# Direction 1:
Reproduce the records word for word, starting from their very beginning and ending with the line that contains "thumbnail-icon bbox=[1108, 67, 1162, 93]", with both ends included.

By contrast, Autistica, one of the UK’s premier autism charities, has found a way to engage proactively with the autistic community. When it consulted on the top 10 research priorities for autism this year, 23% of respondents were individuals on the autism spectrum.
So does this mean charities should hand over the keys entirely to the beneficiaries? In reality it is rarely that simple. One look at deafness charities shows the complexities involved.
The development of hearing technology, including cochlear implants, have dramatically enhanced the capacity of deaf people to hear. But this has caused conflicts. Some in the deaf community (including, but certainly not limited to, people who sign as their first language) worry that implants could damage deaf culture by discouraging the use of sign language. At its most extreme, the move towards implants has been compared to ethnocide, the destruction of a culture.
This cultural battleground becomes especially sensitive around children, and charities can end up in an uncomfortable position—effectively taking sides in this conflict between beneficiaries. For example, the Mary Hare charity, which operates schools for deaf children, doesn’t permit sign language in teaching and actively encourages the use of verbal communication between classes. Its position aligns it with some parts of the deaf community, but squarely against others.

# Direction 2:
Rewrite the part of the passage on charities and their beneficiaries that runs between "The development of" and "of a culture.", inclusive, putting "devices" in place of "implants" everywhere it occurs.

# Supplied data:
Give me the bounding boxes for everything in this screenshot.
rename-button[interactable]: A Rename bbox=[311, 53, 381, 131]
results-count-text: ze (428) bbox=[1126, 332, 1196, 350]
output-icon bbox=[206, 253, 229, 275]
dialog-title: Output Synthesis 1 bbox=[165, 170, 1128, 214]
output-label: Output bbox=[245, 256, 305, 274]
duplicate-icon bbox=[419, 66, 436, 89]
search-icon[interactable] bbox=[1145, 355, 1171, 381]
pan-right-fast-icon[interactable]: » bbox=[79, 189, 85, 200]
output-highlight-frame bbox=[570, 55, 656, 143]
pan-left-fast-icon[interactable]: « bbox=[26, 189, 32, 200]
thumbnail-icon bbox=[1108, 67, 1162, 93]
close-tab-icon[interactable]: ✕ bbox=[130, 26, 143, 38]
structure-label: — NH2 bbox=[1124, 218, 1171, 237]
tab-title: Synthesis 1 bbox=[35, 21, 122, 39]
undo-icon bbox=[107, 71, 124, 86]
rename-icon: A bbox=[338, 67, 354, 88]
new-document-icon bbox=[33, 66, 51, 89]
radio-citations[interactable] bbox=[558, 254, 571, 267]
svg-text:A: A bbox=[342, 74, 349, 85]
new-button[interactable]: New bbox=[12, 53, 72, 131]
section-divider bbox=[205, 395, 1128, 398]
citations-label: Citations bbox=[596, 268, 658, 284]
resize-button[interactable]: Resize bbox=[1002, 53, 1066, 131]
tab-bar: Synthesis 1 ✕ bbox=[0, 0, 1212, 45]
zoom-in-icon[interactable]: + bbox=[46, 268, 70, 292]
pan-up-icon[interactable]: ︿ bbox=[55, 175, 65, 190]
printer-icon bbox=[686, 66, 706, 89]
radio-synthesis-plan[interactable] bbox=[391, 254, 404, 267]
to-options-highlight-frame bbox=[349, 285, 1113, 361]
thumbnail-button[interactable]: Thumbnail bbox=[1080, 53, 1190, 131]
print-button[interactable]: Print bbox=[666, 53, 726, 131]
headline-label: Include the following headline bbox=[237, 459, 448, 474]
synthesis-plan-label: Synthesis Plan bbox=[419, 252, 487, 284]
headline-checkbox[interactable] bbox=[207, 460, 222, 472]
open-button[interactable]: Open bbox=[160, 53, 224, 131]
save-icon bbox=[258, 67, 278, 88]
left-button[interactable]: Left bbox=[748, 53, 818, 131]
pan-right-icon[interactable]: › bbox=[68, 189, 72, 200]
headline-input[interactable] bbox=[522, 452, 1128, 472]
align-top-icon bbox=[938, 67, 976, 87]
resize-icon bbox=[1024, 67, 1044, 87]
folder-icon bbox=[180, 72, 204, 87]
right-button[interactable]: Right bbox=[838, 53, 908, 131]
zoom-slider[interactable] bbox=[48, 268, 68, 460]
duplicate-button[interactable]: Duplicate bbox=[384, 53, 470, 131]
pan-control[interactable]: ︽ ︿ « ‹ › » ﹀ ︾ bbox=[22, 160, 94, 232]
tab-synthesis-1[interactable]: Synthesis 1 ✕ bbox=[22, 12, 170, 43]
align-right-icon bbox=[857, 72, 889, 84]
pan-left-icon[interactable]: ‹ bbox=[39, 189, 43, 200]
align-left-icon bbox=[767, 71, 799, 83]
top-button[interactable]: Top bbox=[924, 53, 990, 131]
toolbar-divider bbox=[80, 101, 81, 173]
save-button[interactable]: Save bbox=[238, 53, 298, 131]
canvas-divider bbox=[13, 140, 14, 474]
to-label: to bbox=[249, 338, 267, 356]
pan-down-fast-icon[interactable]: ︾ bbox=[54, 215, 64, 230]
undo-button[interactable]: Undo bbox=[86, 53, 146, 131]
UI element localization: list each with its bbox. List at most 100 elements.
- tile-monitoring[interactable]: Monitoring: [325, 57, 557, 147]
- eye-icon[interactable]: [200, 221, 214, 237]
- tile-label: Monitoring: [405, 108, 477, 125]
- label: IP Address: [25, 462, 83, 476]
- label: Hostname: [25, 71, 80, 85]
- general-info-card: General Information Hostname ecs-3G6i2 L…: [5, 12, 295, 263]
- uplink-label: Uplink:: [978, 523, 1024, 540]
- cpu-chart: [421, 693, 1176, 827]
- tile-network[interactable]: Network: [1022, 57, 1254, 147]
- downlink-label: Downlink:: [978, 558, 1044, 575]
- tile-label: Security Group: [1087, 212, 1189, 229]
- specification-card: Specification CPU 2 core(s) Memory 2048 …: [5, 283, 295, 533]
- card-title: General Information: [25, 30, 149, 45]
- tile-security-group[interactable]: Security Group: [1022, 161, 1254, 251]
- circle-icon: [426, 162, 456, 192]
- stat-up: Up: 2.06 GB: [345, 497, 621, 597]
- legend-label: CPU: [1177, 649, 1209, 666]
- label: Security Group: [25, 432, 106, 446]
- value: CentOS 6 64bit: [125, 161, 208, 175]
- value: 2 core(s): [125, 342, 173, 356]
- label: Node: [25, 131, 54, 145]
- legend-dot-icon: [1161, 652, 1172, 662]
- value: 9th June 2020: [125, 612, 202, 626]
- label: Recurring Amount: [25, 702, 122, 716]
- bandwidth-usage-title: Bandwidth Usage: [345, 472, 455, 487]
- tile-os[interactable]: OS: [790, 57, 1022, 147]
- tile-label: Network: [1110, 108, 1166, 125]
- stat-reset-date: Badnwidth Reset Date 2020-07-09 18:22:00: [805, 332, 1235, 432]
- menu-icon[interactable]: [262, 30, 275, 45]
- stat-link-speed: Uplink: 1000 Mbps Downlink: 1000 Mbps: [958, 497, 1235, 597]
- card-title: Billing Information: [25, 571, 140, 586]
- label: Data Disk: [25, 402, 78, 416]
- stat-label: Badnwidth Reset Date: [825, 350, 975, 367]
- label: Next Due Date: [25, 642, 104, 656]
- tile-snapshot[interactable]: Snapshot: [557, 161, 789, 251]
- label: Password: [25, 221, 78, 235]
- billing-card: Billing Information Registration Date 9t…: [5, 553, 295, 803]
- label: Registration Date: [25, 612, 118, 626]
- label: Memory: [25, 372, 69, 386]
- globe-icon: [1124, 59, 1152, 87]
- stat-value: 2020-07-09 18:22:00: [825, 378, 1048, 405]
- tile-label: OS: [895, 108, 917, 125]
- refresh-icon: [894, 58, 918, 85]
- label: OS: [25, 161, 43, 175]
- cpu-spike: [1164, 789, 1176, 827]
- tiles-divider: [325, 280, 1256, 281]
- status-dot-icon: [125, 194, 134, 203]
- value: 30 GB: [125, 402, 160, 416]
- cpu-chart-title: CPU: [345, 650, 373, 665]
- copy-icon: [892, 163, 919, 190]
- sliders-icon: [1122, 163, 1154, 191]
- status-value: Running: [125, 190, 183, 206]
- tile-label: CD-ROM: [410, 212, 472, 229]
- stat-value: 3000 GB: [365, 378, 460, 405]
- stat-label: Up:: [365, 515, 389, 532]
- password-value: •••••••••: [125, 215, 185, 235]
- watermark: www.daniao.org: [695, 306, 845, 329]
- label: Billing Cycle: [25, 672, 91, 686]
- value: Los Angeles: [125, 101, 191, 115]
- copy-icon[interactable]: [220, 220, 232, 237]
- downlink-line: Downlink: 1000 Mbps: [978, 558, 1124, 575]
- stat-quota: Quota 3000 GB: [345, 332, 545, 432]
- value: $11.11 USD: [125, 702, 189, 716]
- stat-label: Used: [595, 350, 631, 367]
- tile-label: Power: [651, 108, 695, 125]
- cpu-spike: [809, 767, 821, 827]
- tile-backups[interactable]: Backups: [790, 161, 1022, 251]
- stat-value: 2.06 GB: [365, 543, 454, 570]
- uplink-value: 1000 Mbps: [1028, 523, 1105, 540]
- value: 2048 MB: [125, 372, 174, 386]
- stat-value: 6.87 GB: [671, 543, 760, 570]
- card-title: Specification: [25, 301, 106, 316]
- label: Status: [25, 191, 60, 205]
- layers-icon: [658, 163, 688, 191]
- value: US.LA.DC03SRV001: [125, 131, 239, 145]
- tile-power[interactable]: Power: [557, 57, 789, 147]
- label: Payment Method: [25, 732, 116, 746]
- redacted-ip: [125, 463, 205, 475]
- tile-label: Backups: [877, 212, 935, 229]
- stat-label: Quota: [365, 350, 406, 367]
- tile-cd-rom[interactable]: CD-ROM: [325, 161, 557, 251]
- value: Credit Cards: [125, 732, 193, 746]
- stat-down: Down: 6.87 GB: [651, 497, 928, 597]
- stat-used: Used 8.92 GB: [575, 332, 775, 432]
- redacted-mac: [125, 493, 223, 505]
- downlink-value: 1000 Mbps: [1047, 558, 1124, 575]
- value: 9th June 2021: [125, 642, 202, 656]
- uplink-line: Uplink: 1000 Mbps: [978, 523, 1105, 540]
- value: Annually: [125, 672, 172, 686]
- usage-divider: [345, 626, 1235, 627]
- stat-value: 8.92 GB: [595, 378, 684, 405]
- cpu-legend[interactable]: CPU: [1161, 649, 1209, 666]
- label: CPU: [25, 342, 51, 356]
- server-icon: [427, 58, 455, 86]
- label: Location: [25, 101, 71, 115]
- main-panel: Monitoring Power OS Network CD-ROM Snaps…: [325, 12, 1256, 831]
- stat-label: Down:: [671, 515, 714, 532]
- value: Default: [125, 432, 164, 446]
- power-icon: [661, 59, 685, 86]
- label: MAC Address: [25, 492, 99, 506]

# Full output 1:
Give me the bounding boxes for everything in this screenshot.
rename-button[interactable]: A Rename bbox=[311, 53, 381, 131]
results-count-text: ze (428) bbox=[1126, 332, 1196, 350]
output-icon bbox=[206, 253, 229, 275]
dialog-title: Output Synthesis 1 bbox=[165, 170, 1128, 214]
output-label: Output bbox=[245, 256, 305, 274]
duplicate-icon bbox=[419, 66, 436, 89]
search-icon[interactable] bbox=[1145, 355, 1171, 381]
pan-right-fast-icon[interactable]: » bbox=[79, 189, 85, 200]
output-highlight-frame bbox=[570, 55, 656, 143]
pan-left-fast-icon[interactable]: « bbox=[26, 189, 32, 200]
thumbnail-icon bbox=[1108, 67, 1162, 93]

# Full output 2:
The development of hearing technology, including cochlear devices, have dramatically enhanced the capacity of deaf people to hear. But this has caused conflicts. Some in the deaf community (including, but certainly not limited to, people who sign as their first language) worry that devices could damage deaf culture by discouraging the use of sign language. At its most extreme, the move towards devices has been compared to ethnocide, the destruction of a culture.